**EXERCISE PROMPT**
All of the records below need to be copied exactly.

*** RECORDED INFORMATION ***

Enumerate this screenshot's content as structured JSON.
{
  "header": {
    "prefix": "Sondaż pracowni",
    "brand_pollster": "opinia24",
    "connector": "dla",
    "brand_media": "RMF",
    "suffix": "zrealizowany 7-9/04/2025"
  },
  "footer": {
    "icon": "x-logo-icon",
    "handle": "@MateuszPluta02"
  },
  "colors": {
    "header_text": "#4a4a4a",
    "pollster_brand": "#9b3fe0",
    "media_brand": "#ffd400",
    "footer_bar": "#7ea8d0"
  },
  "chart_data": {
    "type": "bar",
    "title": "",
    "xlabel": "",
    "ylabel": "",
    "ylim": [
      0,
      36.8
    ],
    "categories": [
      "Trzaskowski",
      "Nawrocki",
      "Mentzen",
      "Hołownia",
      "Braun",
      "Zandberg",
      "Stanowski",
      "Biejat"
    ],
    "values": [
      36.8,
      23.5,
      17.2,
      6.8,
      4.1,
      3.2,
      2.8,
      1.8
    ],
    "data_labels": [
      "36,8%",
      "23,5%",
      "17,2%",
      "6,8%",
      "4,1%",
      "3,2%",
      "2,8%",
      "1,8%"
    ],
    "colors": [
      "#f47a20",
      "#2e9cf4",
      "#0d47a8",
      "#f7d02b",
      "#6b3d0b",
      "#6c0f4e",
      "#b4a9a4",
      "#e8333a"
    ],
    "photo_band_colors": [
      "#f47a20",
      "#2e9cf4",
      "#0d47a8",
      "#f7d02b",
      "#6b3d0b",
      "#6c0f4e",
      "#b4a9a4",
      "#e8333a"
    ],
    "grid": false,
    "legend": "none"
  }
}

***

**REPLY**
Enumerate this screenshot's content as structured JSON.
{
  "header": {
    "prefix": "Sondaż pracowni",
    "brand_pollster": "opinia24",
    "connector": "dla",
    "brand_media": "RMF",
    "suffix": "zrealizowany 7-9/04/2025"
  },
  "footer": {
    "icon": "x-logo-icon",
    "handle": "@MateuszPluta02"
  },
  "colors": {
    "header_text": "#4a4a4a",
    "pollster_brand": "#9b3fe0",
    "media_brand": "#ffd400",
    "footer_bar": "#7ea8d0"
  },
  "chart_data": {
    "type": "bar",
    "title": "",
    "xlabel": "",
    "ylabel": "",
    "ylim": [
      0,
      36.8
    ],
    "categories": [
      "Trzaskowski",
      "Nawrocki",
      "Mentzen",
      "Hołownia",
      "Braun",
      "Zandberg",
      "Stanowski",
      "Biejat"
    ],
    "values": [
      36.8,
      23.5,
      17.2,
      6.8,
      4.1,
      3.2,
      2.8,
      1.8
    ],
    "data_labels": [
      "36,8%",
      "23,5%",
      "17,2%",
      "6,8%",
      "4,1%",
      "3,2%",
      "2,8%",
      "1,8%"
    ],
    "colors": [
      "#f47a20",
      "#2e9cf4",
      "#0d47a8",
      "#f7d02b",
      "#6b3d0b",
      "#6c0f4e",
      "#b4a9a4",
      "#e8333a"
    ],
    "photo_band_colors": [
      "#f47a20",
      "#2e9cf4",
      "#0d47a8",
      "#f7d02b",
      "#6b3d0b",
      "#6c0f4e",
      "#b4a9a4",
      "#e8333a"
    ],
    "grid": false,
    "legend": "none"
  }
}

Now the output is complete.